_EXERCISE DETAILS_
Copy each line exactly. Drop every picture.
══ RECORDS FOR PROCESSING ══
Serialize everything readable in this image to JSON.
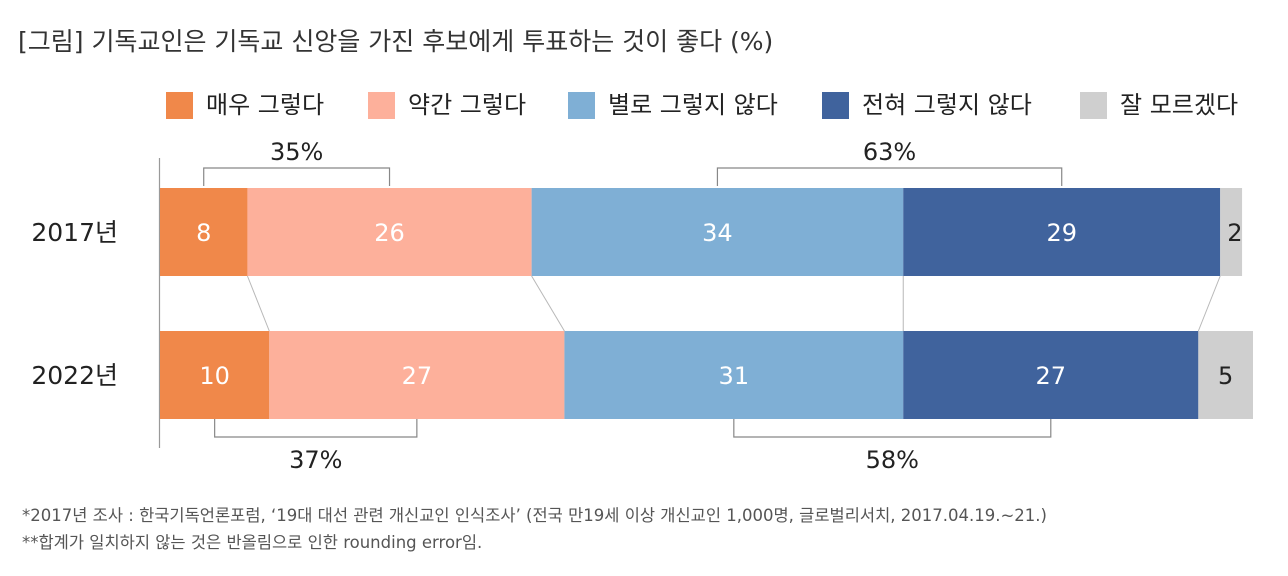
{
  "title": "[그림] 기독교인은 기독교 신앙을 가진 후보에게 투표하는 것이 좋다 (%)",
  "colors": {
    "매우 그렇다": "#f0884a",
    "약간 그렇다": "#fdb09b",
    "별로 그렇지 않다": "#7fafd5",
    "전혀 그렇지 않다": "#40639d",
    "잘 모르겠다": "#cfcfcf"
  },
  "chart_data": {
    "type": "bar",
    "orientation": "horizontal",
    "stacked": true,
    "categories": [
      "2017년",
      "2022년"
    ],
    "series": [
      {
        "name": "매우 그렇다",
        "values": [
          8,
          10
        ]
      },
      {
        "name": "약간 그렇다",
        "values": [
          26,
          27
        ]
      },
      {
        "name": "별로 그렇지 않다",
        "values": [
          34,
          31
        ]
      },
      {
        "name": "전혀 그렇지 않다",
        "values": [
          29,
          27
        ]
      },
      {
        "name": "잘 모르겠다",
        "values": [
          2,
          5
        ]
      }
    ],
    "xlim": [
      0,
      100
    ],
    "legend_position": "top",
    "brackets": [
      {
        "category": "2017년",
        "label": "35%",
        "from_series": 0,
        "to_series": 1,
        "side": "above"
      },
      {
        "category": "2017년",
        "label": "63%",
        "from_series": 2,
        "to_series": 3,
        "side": "above"
      },
      {
        "category": "2022년",
        "label": "37%",
        "from_series": 0,
        "to_series": 1,
        "side": "below"
      },
      {
        "category": "2022년",
        "label": "58%",
        "from_series": 2,
        "to_series": 3,
        "side": "below"
      }
    ]
  },
  "notes": [
    "*2017년 조사 : 한국기독언론포럼, ‘19대 대선 관련 개신교인 인식조사’ (전국 만19세 이상 개신교인 1,000명, 글로벌리서치, 2017.04.19.~21.)",
    "**합계가 일치하지 않는 것은 반올림으로 인한 rounding error임."
  ]
}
═══
_WRITTEN SOLUTION_
Serialize everything readable in this image to JSON.
{
  "title": "[그림] 기독교인은 기독교 신앙을 가진 후보에게 투표하는 것이 좋다 (%)",
  "colors": {
    "매우 그렇다": "#f0884a",
    "약간 그렇다": "#fdb09b",
    "별로 그렇지 않다": "#7fafd5",
    "전혀 그렇지 않다": "#40639d",
    "잘 모르겠다": "#cfcfcf"
  },
  "chart_data": {
    "type": "bar",
    "orientation": "horizontal",
    "stacked": true,
    "categories": [
      "2017년",
      "2022년"
    ],
    "series": [
      {
        "name": "매우 그렇다",
        "values": [
          8,
          10
        ]
      },
      {
        "name": "약간 그렇다",
        "values": [
          26,
          27
        ]
      },
      {
        "name": "별로 그렇지 않다",
        "values": [
          34,
          31
        ]
      },
      {
        "name": "전혀 그렇지 않다",
        "values": [
          29,
          27
        ]
      },
      {
        "name": "잘 모르겠다",
        "values": [
          2,
          5
        ]
      }
    ],
    "xlim": [
      0,
      100
    ],
    "legend_position": "top",
    "brackets": [
      {
        "category": "2017년",
        "label": "35%",
        "from_series": 0,
        "to_series": 1,
        "side": "above"
      },
      {
        "category": "2017년",
        "label": "63%",
        "from_series": 2,
        "to_series": 3,
        "side": "above"
      },
      {
        "category": "2022년",
        "label": "37%",
        "from_series": 0,
        "to_series": 1,
        "side": "below"
      },
      {
        "category": "2022년",
        "label": "58%",
        "from_series": 2,
        "to_series": 3,
        "side": "below"
      }
    ]
  },
  "notes": [
    "*2017년 조사 : 한국기독언론포럼, ‘19대 대선 관련 개신교인 인식조사’ (전국 만19세 이상 개신교인 1,000명, 글로벌리서치, 2017.04.19.~21.)",
    "**합계가 일치하지 않는 것은 반올림으로 인한 rounding error임."
  ]
}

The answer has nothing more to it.